> [PROBLEM REQUIREMENTS] Please write out the data exactly, line by line.

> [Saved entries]
****************
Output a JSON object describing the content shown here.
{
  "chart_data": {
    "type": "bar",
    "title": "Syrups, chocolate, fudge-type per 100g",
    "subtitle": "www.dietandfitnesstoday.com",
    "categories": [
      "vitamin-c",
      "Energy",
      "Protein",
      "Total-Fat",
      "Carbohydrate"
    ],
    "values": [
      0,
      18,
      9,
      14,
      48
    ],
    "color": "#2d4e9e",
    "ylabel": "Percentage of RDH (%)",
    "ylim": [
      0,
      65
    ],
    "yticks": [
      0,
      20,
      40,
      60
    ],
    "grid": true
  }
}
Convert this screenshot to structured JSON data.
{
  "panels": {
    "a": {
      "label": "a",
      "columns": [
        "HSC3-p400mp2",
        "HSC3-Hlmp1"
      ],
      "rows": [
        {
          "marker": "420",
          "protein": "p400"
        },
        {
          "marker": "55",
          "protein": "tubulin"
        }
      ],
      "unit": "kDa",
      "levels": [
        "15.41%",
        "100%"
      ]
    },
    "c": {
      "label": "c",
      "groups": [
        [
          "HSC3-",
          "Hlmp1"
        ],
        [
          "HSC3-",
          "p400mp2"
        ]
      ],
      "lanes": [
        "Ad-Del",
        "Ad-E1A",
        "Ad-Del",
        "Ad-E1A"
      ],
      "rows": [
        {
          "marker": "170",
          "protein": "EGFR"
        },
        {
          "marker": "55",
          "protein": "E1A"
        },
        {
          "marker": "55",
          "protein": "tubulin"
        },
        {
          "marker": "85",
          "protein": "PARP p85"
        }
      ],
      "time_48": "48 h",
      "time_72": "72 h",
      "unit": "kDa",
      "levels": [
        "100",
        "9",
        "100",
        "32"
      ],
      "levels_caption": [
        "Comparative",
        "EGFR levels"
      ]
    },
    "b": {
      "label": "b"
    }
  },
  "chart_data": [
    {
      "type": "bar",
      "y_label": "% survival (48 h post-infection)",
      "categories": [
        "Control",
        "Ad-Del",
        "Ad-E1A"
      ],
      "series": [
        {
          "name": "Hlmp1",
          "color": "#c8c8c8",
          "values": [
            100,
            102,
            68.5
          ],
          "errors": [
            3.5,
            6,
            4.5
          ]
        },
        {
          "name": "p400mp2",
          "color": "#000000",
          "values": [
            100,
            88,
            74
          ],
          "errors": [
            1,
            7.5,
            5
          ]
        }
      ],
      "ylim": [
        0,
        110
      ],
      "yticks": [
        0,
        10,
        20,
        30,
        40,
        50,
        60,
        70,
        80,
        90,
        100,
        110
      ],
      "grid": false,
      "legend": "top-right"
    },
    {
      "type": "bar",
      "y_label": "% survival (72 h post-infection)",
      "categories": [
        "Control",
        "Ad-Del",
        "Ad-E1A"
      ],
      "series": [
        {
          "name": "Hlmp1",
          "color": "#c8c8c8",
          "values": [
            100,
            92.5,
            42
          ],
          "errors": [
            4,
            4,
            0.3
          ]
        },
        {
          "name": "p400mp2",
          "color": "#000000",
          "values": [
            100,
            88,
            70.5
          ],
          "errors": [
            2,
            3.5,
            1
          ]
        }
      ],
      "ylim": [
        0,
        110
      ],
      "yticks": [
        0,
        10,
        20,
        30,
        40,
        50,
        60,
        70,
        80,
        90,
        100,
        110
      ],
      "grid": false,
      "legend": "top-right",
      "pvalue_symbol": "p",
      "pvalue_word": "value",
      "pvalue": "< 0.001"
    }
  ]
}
****************
> [TASK ANSWER]
Output a JSON object describing the content shown here.
{
  "chart_data": {
    "type": "bar",
    "title": "Syrups, chocolate, fudge-type per 100g",
    "subtitle": "www.dietandfitnesstoday.com",
    "categories": [
      "vitamin-c",
      "Energy",
      "Protein",
      "Total-Fat",
      "Carbohydrate"
    ],
    "values": [
      0,
      18,
      9,
      14,
      48
    ],
    "color": "#2d4e9e",
    "ylabel": "Percentage of RDH (%)",
    "ylim": [
      0,
      65
    ],
    "yticks": [
      0,
      20,
      40,
      60
    ],
    "grid": true
  }
}
Convert this screenshot to structured JSON data.
{
  "panels": {
    "a": {
      "label": "a",
      "columns": [
        "HSC3-p400mp2",
        "HSC3-Hlmp1"
      ],
      "rows": [
        {
          "marker": "420",
          "protein": "p400"
        },
        {
          "marker": "55",
          "protein": "tubulin"
        }
      ],
      "unit": "kDa",
      "levels": [
        "15.41%",
        "100%"
      ]
    },
    "c": {
      "label": "c",
      "groups": [
        [
          "HSC3-",
          "Hlmp1"
        ],
        [
          "HSC3-",
          "p400mp2"
        ]
      ],
      "lanes": [
        "Ad-Del",
        "Ad-E1A",
        "Ad-Del",
        "Ad-E1A"
      ],
      "rows": [
        {
          "marker": "170",
          "protein": "EGFR"
        },
        {
          "marker": "55",
          "protein": "E1A"
        },
        {
          "marker": "55",
          "protein": "tubulin"
        },
        {
          "marker": "85",
          "protein": "PARP p85"
        }
      ],
      "time_48": "48 h",
      "time_72": "72 h",
      "unit": "kDa",
      "levels": [
        "100",
        "9",
        "100",
        "32"
      ],
      "levels_caption": [
        "Comparative",
        "EGFR levels"
      ]
    },
    "b": {
      "label": "b"
    }
  },
  "chart_data": [
    {
      "type": "bar",
      "y_label": "% survival (48 h post-infection)",
      "categories": [
        "Control",
        "Ad-Del",
        "Ad-E1A"
      ],
      "series": [
        {
          "name": "Hlmp1",
          "color": "#c8c8c8",
          "values": [
            100,
            102,
            68.5
          ],
          "errors": [
            3.5,
            6,
            4.5
          ]
        },
        {
          "name": "p400mp2",
          "color": "#000000",
          "values": [
            100,
            88,
            74
          ],
          "errors": [
            1,
            7.5,
            5
          ]
        }
      ],
      "ylim": [
        0,
        110
      ],
      "yticks": [
        0,
        10,
        20,
        30,
        40,
        50,
        60,
        70,
        80,
        90,
        100,
        110
      ],
      "grid": false,
      "legend": "top-right"
    },
    {
      "type": "bar",
      "y_label": "% survival (72 h post-infection)",
      "categories": [
        "Control",
        "Ad-Del",
        "Ad-E1A"
      ],
      "series": [
        {
          "name": "Hlmp1",
          "color": "#c8c8c8",
          "values": [
            100,
            92.5,
            42
          ],
          "errors": [
            4,
            4,
            0.3
          ]
        },
        {
          "name": "p400mp2",
          "color": "#000000",
          "values": [
            100,
            88,
            70.5
          ],
          "errors": [
            2,
            3.5,
            1
          ]
        }
      ],
      "ylim": [
        0,
        110
      ],
      "yticks": [
        0,
        10,
        20,
        30,
        40,
        50,
        60,
        70,
        80,
        90,
        100,
        110
      ],
      "grid": false,
      "legend": "top-right",
      "pvalue_symbol": "p",
      "pvalue_word": "value",
      "pvalue": "< 0.001"
    }
  ]
}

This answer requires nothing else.